[Stored records]
--

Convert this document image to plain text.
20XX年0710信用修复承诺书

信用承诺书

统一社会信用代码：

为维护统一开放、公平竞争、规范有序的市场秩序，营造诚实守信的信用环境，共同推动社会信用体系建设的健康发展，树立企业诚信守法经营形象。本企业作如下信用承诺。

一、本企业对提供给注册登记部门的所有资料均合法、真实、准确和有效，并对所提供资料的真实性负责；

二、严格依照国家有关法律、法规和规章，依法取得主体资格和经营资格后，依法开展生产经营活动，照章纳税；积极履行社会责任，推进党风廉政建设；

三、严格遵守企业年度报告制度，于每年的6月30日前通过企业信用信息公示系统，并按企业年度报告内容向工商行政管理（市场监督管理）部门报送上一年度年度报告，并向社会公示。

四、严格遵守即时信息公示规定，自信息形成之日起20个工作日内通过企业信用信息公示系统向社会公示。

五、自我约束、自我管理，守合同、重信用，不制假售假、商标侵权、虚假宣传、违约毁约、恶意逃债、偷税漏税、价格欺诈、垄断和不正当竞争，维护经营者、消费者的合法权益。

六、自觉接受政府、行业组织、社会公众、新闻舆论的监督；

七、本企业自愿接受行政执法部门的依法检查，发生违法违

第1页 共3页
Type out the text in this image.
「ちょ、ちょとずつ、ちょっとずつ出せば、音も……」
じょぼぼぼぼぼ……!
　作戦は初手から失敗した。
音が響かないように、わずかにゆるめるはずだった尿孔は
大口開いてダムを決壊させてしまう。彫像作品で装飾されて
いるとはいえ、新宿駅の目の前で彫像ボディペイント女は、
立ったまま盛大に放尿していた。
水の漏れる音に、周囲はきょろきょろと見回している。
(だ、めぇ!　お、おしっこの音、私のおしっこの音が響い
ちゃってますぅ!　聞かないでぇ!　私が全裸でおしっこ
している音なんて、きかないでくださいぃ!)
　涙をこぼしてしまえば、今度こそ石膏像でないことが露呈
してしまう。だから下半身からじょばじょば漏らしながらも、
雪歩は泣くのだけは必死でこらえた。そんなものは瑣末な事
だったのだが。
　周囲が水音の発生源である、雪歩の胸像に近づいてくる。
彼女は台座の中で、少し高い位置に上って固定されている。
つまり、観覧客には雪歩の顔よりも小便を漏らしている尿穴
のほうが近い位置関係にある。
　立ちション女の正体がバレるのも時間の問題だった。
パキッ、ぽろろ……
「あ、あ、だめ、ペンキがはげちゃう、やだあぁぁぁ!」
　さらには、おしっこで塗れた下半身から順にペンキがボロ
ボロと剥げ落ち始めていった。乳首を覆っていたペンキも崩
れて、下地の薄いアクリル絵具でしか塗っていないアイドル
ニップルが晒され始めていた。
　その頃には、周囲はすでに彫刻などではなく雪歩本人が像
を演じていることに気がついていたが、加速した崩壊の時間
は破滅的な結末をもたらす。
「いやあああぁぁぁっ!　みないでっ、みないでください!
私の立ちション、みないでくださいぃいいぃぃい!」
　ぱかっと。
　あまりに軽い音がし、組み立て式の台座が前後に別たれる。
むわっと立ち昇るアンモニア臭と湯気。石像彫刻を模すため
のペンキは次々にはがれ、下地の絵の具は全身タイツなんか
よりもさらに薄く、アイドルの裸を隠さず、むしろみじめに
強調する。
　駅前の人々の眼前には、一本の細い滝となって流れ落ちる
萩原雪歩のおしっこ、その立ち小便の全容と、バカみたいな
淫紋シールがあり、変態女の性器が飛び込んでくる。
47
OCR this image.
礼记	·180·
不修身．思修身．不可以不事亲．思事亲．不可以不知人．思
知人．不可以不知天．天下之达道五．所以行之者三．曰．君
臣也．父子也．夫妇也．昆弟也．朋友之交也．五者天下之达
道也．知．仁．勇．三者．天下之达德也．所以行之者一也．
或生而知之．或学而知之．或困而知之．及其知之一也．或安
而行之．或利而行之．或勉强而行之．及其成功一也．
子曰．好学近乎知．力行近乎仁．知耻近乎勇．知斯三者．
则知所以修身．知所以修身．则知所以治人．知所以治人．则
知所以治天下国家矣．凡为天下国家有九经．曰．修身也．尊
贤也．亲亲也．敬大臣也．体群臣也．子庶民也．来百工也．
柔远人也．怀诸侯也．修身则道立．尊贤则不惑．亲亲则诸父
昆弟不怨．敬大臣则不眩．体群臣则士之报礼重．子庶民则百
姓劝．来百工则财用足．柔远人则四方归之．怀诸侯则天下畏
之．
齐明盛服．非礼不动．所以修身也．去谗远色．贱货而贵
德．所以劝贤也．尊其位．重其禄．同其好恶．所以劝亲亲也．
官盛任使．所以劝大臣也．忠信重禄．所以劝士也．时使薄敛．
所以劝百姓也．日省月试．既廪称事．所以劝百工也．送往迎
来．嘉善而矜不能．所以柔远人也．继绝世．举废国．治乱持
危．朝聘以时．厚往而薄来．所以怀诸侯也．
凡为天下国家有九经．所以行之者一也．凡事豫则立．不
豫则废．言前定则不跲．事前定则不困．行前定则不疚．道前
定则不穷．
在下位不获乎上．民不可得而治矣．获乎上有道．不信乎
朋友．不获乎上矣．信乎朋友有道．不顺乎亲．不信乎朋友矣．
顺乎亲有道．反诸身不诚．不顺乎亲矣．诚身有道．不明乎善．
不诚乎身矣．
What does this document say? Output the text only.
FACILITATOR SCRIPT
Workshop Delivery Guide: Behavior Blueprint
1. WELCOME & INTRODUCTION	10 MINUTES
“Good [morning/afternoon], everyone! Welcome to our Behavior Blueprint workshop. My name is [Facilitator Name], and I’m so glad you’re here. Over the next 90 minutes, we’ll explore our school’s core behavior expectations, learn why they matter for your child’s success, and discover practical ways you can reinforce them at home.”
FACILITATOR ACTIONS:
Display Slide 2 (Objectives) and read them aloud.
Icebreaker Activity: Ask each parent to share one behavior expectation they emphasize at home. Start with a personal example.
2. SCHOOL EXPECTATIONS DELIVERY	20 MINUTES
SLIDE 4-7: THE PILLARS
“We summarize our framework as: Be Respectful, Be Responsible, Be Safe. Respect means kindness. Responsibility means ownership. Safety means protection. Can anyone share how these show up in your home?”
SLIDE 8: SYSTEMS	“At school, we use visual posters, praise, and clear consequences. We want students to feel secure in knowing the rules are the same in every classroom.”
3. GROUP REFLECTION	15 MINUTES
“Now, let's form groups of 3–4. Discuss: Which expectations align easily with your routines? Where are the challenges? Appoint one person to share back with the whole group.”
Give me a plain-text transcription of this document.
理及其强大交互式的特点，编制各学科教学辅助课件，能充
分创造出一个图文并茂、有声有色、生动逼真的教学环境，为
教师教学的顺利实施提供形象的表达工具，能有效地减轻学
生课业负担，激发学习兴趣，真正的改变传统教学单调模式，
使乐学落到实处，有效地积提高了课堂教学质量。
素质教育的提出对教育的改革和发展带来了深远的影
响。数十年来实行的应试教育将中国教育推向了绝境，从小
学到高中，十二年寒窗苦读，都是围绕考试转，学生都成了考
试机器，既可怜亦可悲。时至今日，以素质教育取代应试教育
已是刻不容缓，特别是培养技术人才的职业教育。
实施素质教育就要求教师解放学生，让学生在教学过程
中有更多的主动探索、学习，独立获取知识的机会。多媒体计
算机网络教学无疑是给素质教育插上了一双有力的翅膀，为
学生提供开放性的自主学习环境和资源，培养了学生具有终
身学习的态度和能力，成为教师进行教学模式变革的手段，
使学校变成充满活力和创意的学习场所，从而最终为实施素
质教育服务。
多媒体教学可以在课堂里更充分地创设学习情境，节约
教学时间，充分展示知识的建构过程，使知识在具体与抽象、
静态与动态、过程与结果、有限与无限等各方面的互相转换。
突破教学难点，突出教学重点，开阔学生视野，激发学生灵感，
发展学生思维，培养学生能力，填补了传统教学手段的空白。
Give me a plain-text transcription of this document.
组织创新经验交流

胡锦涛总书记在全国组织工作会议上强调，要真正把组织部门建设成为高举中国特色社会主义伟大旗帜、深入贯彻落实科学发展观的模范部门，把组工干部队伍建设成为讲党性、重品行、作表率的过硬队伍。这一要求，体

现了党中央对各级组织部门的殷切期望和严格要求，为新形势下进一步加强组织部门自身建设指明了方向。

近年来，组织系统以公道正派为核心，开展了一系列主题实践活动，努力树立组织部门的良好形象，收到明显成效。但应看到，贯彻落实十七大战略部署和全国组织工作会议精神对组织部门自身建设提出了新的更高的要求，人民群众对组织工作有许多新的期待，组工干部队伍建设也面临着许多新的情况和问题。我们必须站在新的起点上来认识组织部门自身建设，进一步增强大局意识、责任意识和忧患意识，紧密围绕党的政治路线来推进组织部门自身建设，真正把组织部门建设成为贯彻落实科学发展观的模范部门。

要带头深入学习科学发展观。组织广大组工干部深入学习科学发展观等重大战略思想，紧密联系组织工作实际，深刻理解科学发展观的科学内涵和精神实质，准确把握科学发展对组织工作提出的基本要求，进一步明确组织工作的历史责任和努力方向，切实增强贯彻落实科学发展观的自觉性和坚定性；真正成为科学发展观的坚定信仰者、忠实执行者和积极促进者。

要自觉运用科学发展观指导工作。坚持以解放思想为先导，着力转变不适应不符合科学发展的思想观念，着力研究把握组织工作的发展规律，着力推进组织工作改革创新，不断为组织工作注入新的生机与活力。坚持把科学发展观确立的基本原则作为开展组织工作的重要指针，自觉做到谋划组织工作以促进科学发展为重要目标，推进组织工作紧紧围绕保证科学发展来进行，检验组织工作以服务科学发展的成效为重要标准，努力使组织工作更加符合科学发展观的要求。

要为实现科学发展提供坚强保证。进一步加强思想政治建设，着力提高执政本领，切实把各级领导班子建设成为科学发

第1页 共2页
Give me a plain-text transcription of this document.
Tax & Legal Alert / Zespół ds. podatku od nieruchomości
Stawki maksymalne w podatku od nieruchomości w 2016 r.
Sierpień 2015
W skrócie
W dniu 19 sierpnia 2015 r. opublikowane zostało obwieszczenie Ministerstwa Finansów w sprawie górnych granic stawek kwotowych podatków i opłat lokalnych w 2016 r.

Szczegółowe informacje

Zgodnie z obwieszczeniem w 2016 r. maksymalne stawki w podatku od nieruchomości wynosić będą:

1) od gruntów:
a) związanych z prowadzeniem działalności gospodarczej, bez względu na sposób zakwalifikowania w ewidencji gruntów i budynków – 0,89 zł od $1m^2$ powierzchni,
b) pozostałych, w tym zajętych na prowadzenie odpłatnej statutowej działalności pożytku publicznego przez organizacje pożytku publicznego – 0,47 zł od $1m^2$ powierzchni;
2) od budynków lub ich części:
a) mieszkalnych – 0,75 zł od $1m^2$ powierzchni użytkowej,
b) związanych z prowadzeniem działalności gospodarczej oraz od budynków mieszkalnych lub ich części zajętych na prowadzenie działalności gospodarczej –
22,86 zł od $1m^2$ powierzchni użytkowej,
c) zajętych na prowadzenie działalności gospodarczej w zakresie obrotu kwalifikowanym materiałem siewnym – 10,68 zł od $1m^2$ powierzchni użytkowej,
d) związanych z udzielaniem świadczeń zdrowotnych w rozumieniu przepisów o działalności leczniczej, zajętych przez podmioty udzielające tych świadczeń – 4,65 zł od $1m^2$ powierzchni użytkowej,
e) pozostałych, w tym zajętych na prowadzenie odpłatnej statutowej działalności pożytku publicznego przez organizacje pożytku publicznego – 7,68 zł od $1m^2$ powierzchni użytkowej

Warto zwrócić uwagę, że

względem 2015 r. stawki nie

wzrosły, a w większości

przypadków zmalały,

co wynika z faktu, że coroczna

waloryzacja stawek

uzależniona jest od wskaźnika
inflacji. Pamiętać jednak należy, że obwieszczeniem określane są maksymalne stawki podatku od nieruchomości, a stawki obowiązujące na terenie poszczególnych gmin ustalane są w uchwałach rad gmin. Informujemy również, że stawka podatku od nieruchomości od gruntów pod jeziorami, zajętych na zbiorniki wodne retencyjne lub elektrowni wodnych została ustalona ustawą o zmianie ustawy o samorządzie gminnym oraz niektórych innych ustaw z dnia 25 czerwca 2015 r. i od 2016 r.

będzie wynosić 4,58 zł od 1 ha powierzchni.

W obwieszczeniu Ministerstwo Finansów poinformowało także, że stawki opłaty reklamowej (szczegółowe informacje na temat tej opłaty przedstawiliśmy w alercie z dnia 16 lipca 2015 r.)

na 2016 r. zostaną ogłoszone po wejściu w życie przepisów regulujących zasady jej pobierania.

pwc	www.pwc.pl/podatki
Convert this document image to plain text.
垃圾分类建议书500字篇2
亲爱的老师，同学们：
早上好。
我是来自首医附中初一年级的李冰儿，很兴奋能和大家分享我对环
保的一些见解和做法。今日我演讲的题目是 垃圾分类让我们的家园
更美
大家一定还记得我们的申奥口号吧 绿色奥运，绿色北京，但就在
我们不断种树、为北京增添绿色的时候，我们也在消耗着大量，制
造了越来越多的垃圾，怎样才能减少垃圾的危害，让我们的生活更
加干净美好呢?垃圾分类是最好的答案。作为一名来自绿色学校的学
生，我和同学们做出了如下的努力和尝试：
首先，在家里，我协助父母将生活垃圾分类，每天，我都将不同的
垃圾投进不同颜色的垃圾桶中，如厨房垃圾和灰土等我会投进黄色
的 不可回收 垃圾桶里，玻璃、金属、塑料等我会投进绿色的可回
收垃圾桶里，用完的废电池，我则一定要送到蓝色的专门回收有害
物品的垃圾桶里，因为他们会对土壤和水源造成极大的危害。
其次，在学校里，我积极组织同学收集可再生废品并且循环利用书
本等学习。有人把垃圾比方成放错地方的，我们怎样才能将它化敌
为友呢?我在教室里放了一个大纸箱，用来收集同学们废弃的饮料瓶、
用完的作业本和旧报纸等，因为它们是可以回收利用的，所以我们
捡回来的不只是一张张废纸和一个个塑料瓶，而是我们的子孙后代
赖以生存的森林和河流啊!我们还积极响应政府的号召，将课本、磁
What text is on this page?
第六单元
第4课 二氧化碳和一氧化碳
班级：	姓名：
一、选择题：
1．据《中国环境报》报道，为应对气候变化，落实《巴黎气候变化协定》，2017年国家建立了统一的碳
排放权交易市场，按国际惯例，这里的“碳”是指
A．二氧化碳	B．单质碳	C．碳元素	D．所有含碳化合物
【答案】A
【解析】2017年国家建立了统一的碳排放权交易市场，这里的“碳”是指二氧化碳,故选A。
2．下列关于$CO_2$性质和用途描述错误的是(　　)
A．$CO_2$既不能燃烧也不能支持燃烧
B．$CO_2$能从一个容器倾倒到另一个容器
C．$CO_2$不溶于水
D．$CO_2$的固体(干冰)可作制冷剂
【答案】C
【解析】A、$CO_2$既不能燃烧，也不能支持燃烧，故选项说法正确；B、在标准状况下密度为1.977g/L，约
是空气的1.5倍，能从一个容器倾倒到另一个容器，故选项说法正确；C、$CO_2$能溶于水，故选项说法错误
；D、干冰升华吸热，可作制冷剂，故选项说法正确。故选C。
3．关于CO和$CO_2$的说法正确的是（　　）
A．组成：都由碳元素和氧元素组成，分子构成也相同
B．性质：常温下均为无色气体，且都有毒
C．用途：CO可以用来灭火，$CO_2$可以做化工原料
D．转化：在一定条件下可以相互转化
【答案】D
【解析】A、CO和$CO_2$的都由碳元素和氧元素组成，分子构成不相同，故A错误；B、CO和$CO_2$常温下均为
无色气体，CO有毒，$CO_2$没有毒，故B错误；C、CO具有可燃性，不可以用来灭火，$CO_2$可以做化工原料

--

Exercise goal:
For each line in the data above that contains the string "pozostałych", extract the line.

Complete output:
b) pozostałych, w tym zajętych na prowadzenie odpłatnej statutowej działalności pożytku publicznego przez organizacje pożytku publicznego – 0,47 zł od $1m^2$ powierzchni;
e) pozostałych, w tym zajętych na prowadzenie odpłatnej statutowej działalności pożytku publicznego przez organizacje pożytku publicznego – 7,68 zł od $1m^2$ powierzchni użytkowej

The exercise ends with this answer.